[Recorded data]
──────────────────────────────
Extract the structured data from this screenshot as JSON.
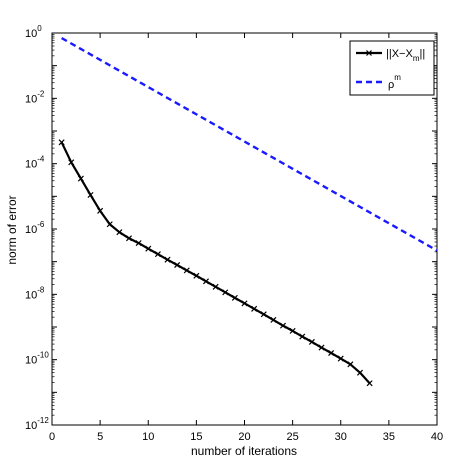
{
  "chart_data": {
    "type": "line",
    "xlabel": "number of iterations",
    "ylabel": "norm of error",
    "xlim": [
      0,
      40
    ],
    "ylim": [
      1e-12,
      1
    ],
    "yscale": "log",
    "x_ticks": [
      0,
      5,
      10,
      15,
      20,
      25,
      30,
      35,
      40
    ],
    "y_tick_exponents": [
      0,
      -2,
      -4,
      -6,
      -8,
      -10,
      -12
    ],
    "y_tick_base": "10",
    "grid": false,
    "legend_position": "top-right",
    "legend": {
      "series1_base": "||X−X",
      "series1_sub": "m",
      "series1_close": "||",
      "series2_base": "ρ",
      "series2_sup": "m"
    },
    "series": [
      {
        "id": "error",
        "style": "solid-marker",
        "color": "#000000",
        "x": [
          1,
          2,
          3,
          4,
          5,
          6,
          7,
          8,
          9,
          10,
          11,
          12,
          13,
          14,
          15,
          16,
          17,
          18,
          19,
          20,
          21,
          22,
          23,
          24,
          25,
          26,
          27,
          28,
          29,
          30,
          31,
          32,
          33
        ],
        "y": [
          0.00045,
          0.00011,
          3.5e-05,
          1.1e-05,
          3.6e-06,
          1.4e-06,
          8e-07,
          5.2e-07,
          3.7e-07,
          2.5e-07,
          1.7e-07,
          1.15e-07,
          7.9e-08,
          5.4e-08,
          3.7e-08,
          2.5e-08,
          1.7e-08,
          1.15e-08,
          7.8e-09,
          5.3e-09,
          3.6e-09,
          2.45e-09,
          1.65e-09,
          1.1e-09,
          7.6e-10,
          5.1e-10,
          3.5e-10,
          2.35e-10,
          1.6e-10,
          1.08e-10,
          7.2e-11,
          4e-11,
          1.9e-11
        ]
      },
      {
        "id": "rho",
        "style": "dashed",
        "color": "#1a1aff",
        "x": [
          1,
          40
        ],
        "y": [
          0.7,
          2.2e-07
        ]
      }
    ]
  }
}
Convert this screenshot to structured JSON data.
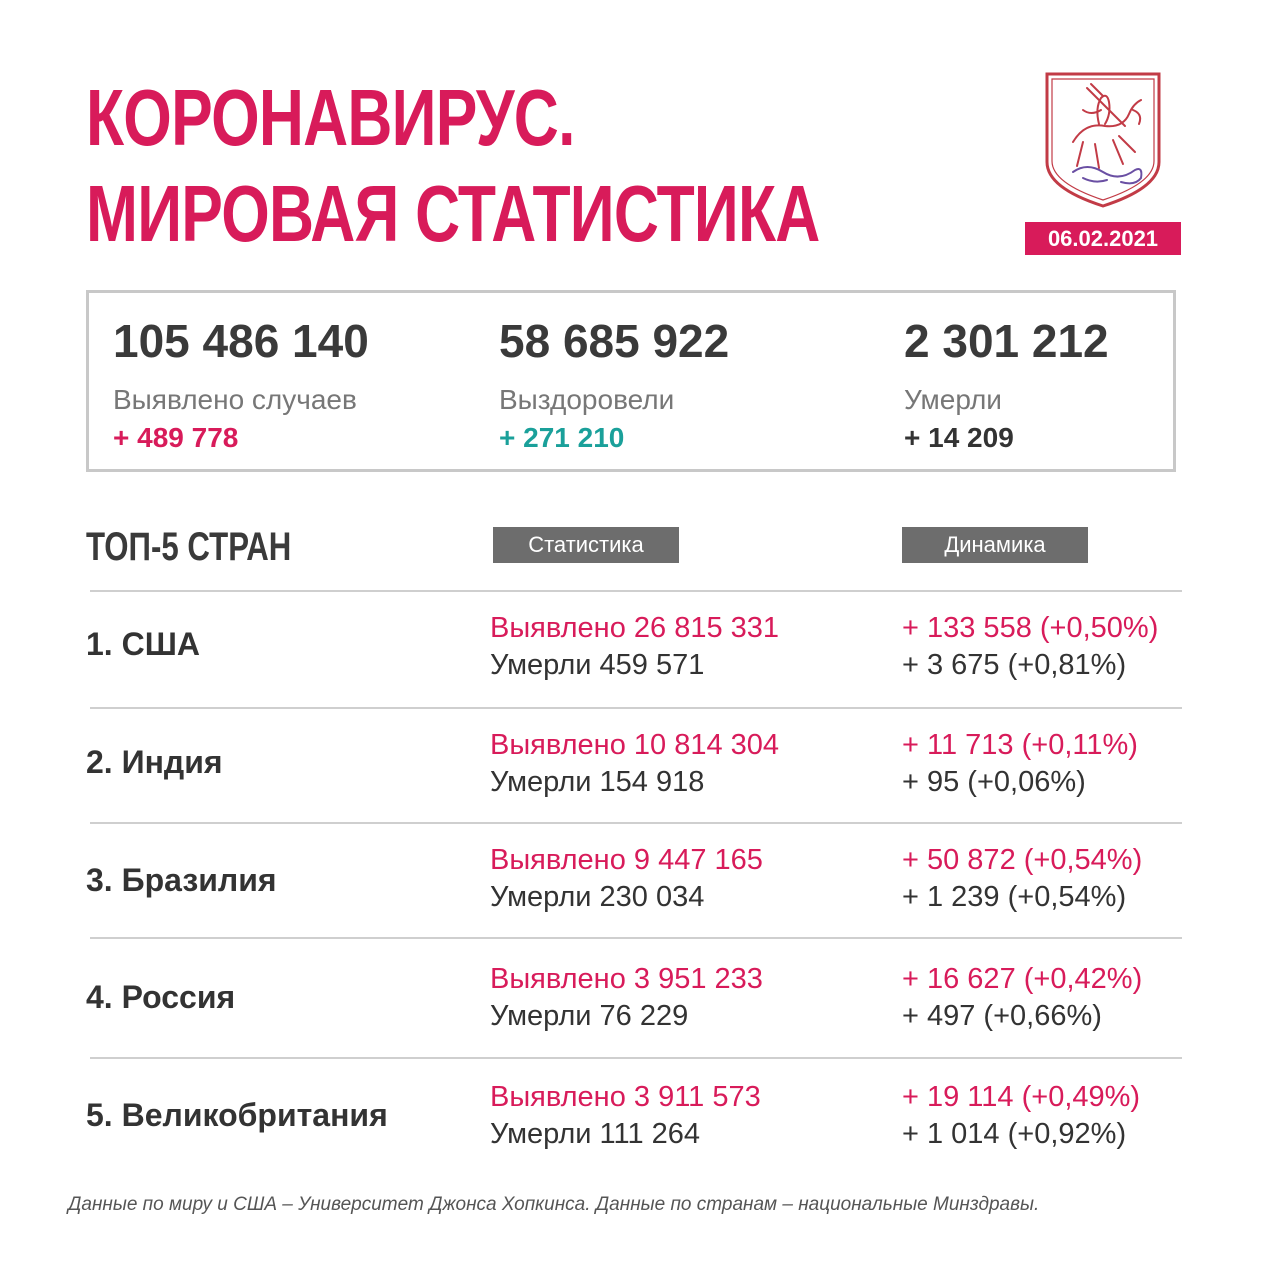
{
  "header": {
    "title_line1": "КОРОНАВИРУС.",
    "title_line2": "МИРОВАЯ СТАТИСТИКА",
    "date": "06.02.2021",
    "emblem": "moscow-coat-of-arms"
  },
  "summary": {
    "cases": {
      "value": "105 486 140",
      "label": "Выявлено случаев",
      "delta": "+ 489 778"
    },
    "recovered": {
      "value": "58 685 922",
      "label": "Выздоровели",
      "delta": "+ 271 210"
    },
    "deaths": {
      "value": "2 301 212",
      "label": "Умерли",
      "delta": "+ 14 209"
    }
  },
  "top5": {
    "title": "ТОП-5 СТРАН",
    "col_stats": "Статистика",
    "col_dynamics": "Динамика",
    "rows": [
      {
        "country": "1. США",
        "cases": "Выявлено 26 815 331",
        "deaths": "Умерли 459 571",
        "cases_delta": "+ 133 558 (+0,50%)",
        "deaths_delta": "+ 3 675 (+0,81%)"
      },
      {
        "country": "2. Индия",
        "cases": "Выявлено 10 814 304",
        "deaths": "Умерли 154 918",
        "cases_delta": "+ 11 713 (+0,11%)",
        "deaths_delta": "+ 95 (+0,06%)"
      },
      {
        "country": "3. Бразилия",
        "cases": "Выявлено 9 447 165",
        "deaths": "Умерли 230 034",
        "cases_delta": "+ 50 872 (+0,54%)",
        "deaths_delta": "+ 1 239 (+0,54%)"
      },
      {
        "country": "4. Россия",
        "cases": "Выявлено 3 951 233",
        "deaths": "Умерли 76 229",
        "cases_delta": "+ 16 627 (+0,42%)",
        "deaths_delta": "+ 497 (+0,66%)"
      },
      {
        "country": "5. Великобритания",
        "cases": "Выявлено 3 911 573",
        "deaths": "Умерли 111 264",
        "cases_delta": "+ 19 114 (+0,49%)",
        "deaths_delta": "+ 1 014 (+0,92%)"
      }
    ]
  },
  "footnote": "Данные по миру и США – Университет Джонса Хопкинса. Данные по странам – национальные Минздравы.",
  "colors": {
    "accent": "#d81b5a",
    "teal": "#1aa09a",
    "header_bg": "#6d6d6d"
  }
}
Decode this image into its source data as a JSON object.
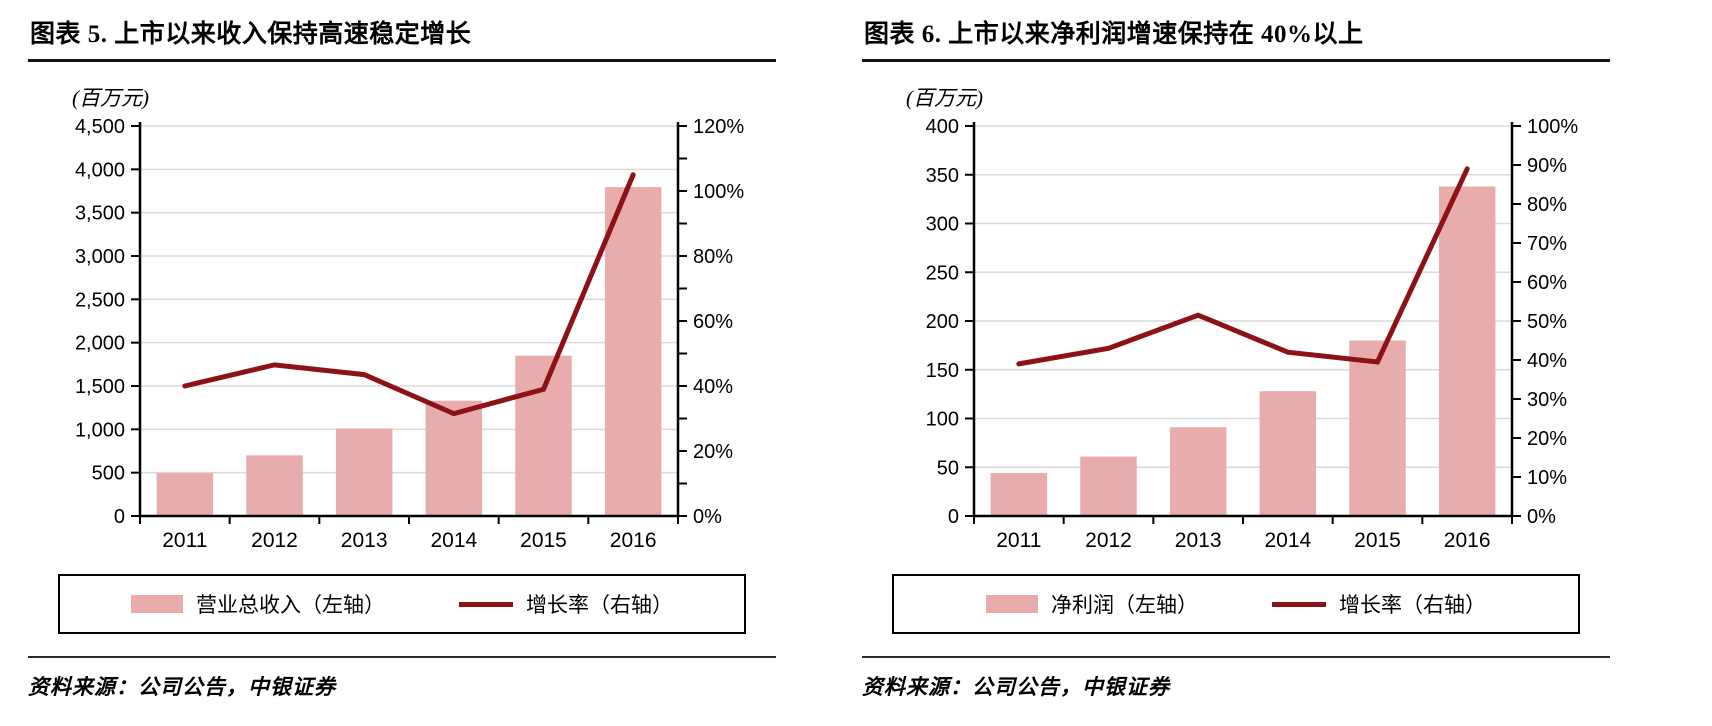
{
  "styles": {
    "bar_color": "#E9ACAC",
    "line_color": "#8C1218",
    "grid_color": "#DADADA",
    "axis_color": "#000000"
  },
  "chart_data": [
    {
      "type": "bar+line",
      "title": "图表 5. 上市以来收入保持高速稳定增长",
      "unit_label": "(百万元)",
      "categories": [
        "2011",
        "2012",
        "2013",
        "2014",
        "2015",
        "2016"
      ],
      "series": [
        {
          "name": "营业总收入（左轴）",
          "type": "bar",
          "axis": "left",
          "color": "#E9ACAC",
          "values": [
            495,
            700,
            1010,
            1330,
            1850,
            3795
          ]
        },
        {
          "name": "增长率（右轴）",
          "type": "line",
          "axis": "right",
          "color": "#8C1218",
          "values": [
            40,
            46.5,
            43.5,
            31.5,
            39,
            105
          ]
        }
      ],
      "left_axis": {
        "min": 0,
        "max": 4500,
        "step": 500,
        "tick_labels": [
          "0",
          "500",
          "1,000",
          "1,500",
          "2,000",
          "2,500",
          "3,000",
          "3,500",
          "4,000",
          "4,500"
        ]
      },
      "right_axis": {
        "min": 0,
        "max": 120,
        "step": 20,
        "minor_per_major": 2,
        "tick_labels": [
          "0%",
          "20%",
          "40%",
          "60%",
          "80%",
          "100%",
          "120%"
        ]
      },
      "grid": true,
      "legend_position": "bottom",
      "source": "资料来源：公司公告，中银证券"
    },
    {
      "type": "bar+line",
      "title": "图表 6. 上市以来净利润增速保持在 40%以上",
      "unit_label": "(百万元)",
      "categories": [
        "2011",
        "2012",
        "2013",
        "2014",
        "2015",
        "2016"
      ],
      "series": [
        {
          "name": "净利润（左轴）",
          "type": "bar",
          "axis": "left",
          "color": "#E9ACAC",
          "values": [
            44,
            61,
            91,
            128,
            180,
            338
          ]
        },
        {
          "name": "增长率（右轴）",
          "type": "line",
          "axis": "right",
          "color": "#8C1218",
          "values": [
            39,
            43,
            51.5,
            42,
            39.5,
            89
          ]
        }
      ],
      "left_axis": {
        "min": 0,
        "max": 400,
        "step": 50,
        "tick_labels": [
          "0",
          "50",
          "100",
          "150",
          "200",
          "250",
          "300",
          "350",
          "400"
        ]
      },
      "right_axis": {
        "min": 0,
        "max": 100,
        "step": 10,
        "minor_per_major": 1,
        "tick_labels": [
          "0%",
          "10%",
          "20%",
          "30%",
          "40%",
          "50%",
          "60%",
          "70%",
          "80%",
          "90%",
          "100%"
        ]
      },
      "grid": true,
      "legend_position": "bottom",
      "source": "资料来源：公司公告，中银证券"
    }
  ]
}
──────────────────────────────
- [YOUR TASK] Skip the pictures and print each record exactly as it stands.

- [RESULT OF THIS EXERCISE]
Extract the structured data from this screenshot as JSON.
{
  "chart_data": {
    "type": "line",
    "xlabel": "number of iterations",
    "ylabel": "norm of error",
    "xlim": [
      0,
      40
    ],
    "ylim": [
      1e-12,
      1
    ],
    "yscale": "log",
    "x_ticks": [
      0,
      5,
      10,
      15,
      20,
      25,
      30,
      35,
      40
    ],
    "y_tick_exponents": [
      0,
      -2,
      -4,
      -6,
      -8,
      -10,
      -12
    ],
    "y_tick_base": "10",
    "grid": false,
    "legend_position": "top-right",
    "legend": {
      "series1_base": "||X−X",
      "series1_sub": "m",
      "series1_close": "||",
      "series2_base": "ρ",
      "series2_sup": "m"
    },
    "series": [
      {
        "id": "error",
        "style": "solid-marker",
        "color": "#000000",
        "x": [
          1,
          2,
          3,
          4,
          5,
          6,
          7,
          8,
          9,
          10,
          11,
          12,
          13,
          14,
          15,
          16,
          17,
          18,
          19,
          20,
          21,
          22,
          23,
          24,
          25,
          26,
          27,
          28,
          29,
          30,
          31,
          32,
          33
        ],
        "y": [
          0.00045,
          0.00011,
          3.5e-05,
          1.1e-05,
          3.6e-06,
          1.4e-06,
          8e-07,
          5.2e-07,
          3.7e-07,
          2.5e-07,
          1.7e-07,
          1.15e-07,
          7.9e-08,
          5.4e-08,
          3.7e-08,
          2.5e-08,
          1.7e-08,
          1.15e-08,
          7.8e-09,
          5.3e-09,
          3.6e-09,
          2.45e-09,
          1.65e-09,
          1.1e-09,
          7.6e-10,
          5.1e-10,
          3.5e-10,
          2.35e-10,
          1.6e-10,
          1.08e-10,
          7.2e-11,
          4e-11,
          1.9e-11
        ]
      },
      {
        "id": "rho",
        "style": "dashed",
        "color": "#1a1aff",
        "x": [
          1,
          40
        ],
        "y": [
          0.7,
          2.2e-07
        ]
      }
    ]
  }
}
Convert this screenshot to structured JSON data.
{
  "header": {
    "title_line1": "КОРОНАВИРУС.",
    "title_line2": "МИРОВАЯ СТАТИСТИКА",
    "date": "06.02.2021",
    "emblem": "moscow-coat-of-arms"
  },
  "summary": {
    "cases": {
      "value": "105 486 140",
      "label": "Выявлено случаев",
      "delta": "+ 489 778"
    },
    "recovered": {
      "value": "58 685 922",
      "label": "Выздоровели",
      "delta": "+ 271 210"
    },
    "deaths": {
      "value": "2 301 212",
      "label": "Умерли",
      "delta": "+ 14 209"
    }
  },
  "top5": {
    "title": "ТОП-5 СТРАН",
    "col_stats": "Статистика",
    "col_dynamics": "Динамика",
    "rows": [
      {
        "country": "1. США",
        "cases": "Выявлено 26 815 331",
        "deaths": "Умерли 459 571",
        "cases_delta": "+ 133 558 (+0,50%)",
        "deaths_delta": "+ 3 675 (+0,81%)"
      },
      {
        "country": "2. Индия",
        "cases": "Выявлено 10 814 304",
        "deaths": "Умерли 154 918",
        "cases_delta": "+ 11 713 (+0,11%)",
        "deaths_delta": "+ 95 (+0,06%)"
      },
      {
        "country": "3. Бразилия",
        "cases": "Выявлено 9 447 165",
        "deaths": "Умерли 230 034",
        "cases_delta": "+ 50 872 (+0,54%)",
        "deaths_delta": "+ 1 239 (+0,54%)"
      },
      {
        "country": "4. Россия",
        "cases": "Выявлено 3 951 233",
        "deaths": "Умерли 76 229",
        "cases_delta": "+ 16 627 (+0,42%)",
        "deaths_delta": "+ 497 (+0,66%)"
      },
      {
        "country": "5. Великобритания",
        "cases": "Выявлено 3 911 573",
        "deaths": "Умерли 111 264",
        "cases_delta": "+ 19 114 (+0,49%)",
        "deaths_delta": "+ 1 014 (+0,92%)"
      }
    ]
  },
  "footnote": "Данные по миру и США – Университет Джонса Хопкинса. Данные по странам – национальные Минздравы.",
  "colors": {
    "accent": "#d81b5a",
    "teal": "#1aa09a",
    "header_bg": "#6d6d6d"
  }
}
Decode this image into its source data as a JSON object.
{
  "styles": {
    "bar_color": "#E9ACAC",
    "line_color": "#8C1218",
    "grid_color": "#DADADA",
    "axis_color": "#000000"
  },
  "chart_data": [
    {
      "type": "bar+line",
      "title": "图表 5. 上市以来收入保持高速稳定增长",
      "unit_label": "(百万元)",
      "categories": [
        "2011",
        "2012",
        "2013",
        "2014",
        "2015",
        "2016"
      ],
      "series": [
        {
          "name": "营业总收入（左轴）",
          "type": "bar",
          "axis": "left",
          "color": "#E9ACAC",
          "values": [
            495,
            700,
            1010,
            1330,
            1850,
            3795
          ]
        },
        {
          "name": "增长率（右轴）",
          "type": "line",
          "axis": "right",
          "color": "#8C1218",
          "values": [
            40,
            46.5,
            43.5,
            31.5,
            39,
            105
          ]
        }
      ],
      "left_axis": {
        "min": 0,
        "max": 4500,
        "step": 500,
        "tick_labels": [
          "0",
          "500",
          "1,000",
          "1,500",
          "2,000",
          "2,500",
          "3,000",
          "3,500",
          "4,000",
          "4,500"
        ]
      },
      "right_axis": {
        "min": 0,
        "max": 120,
        "step": 20,
        "minor_per_major": 2,
        "tick_labels": [
          "0%",
          "20%",
          "40%",
          "60%",
          "80%",
          "100%",
          "120%"
        ]
      },
      "grid": true,
      "legend_position": "bottom",
      "source": "资料来源：公司公告，中银证券"
    },
    {
      "type": "bar+line",
      "title": "图表 6. 上市以来净利润增速保持在 40%以上",
      "unit_label": "(百万元)",
      "categories": [
        "2011",
        "2012",
        "2013",
        "2014",
        "2015",
        "2016"
      ],
      "series": [
        {
          "name": "净利润（左轴）",
          "type": "bar",
          "axis": "left",
          "color": "#E9ACAC",
          "values": [
            44,
            61,
            91,
            128,
            180,
            338
          ]
        },
        {
          "name": "增长率（右轴）",
          "type": "line",
          "axis": "right",
          "color": "#8C1218",
          "values": [
            39,
            43,
            51.5,
            42,
            39.5,
            89
          ]
        }
      ],
      "left_axis": {
        "min": 0,
        "max": 400,
        "step": 50,
        "tick_labels": [
          "0",
          "50",
          "100",
          "150",
          "200",
          "250",
          "300",
          "350",
          "400"
        ]
      },
      "right_axis": {
        "min": 0,
        "max": 100,
        "step": 10,
        "minor_per_major": 1,
        "tick_labels": [
          "0%",
          "10%",
          "20%",
          "30%",
          "40%",
          "50%",
          "60%",
          "70%",
          "80%",
          "90%",
          "100%"
        ]
      },
      "grid": true,
      "legend_position": "bottom",
      "source": "资料来源：公司公告，中银证券"
    }
  ]
}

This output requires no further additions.